# Input material
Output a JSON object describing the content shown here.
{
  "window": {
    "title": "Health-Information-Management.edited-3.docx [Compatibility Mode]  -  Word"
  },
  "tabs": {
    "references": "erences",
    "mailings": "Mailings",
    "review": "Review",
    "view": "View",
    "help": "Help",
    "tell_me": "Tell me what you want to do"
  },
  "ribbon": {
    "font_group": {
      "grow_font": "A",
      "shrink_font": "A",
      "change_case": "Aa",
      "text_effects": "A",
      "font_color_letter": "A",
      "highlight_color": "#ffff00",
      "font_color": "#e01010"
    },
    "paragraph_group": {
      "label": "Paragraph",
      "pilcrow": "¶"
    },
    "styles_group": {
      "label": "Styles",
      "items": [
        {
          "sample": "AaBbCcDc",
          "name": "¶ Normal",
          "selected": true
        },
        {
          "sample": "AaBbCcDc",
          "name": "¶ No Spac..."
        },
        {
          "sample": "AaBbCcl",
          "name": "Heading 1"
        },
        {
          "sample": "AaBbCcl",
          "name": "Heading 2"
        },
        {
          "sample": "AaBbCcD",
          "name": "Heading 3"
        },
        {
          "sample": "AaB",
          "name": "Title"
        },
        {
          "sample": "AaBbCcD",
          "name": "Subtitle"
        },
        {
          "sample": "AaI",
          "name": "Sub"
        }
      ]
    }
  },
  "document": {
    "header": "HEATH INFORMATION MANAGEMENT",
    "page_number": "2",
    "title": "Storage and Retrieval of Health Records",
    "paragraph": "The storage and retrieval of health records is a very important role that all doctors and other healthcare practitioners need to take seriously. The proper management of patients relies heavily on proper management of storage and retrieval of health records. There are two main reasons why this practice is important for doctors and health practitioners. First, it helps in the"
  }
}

# About this task
All records above must be printed again, exactly.

# Output
Output a JSON object describing the content shown here.
{
  "window": {
    "title": "Health-Information-Management.edited-3.docx [Compatibility Mode]  -  Word"
  },
  "tabs": {
    "references": "erences",
    "mailings": "Mailings",
    "review": "Review",
    "view": "View",
    "help": "Help",
    "tell_me": "Tell me what you want to do"
  },
  "ribbon": {
    "font_group": {
      "grow_font": "A",
      "shrink_font": "A",
      "change_case": "Aa",
      "text_effects": "A",
      "font_color_letter": "A",
      "highlight_color": "#ffff00",
      "font_color": "#e01010"
    },
    "paragraph_group": {
      "label": "Paragraph",
      "pilcrow": "¶"
    },
    "styles_group": {
      "label": "Styles",
      "items": [
        {
          "sample": "AaBbCcDc",
          "name": "¶ Normal",
          "selected": true
        },
        {
          "sample": "AaBbCcDc",
          "name": "¶ No Spac..."
        },
        {
          "sample": "AaBbCcl",
          "name": "Heading 1"
        },
        {
          "sample": "AaBbCcl",
          "name": "Heading 2"
        },
        {
          "sample": "AaBbCcD",
          "name": "Heading 3"
        },
        {
          "sample": "AaB",
          "name": "Title"
        },
        {
          "sample": "AaBbCcD",
          "name": "Subtitle"
        },
        {
          "sample": "AaI",
          "name": "Sub"
        }
      ]
    }
  },
  "document": {
    "header": "HEATH INFORMATION MANAGEMENT",
    "page_number": "2",
    "title": "Storage and Retrieval of Health Records",
    "paragraph": "The storage and retrieval of health records is a very important role that all doctors and other healthcare practitioners need to take seriously. The proper management of patients relies heavily on proper management of storage and retrieval of health records. There are two main reasons why this practice is important for doctors and health practitioners. First, it helps in the"
  }
}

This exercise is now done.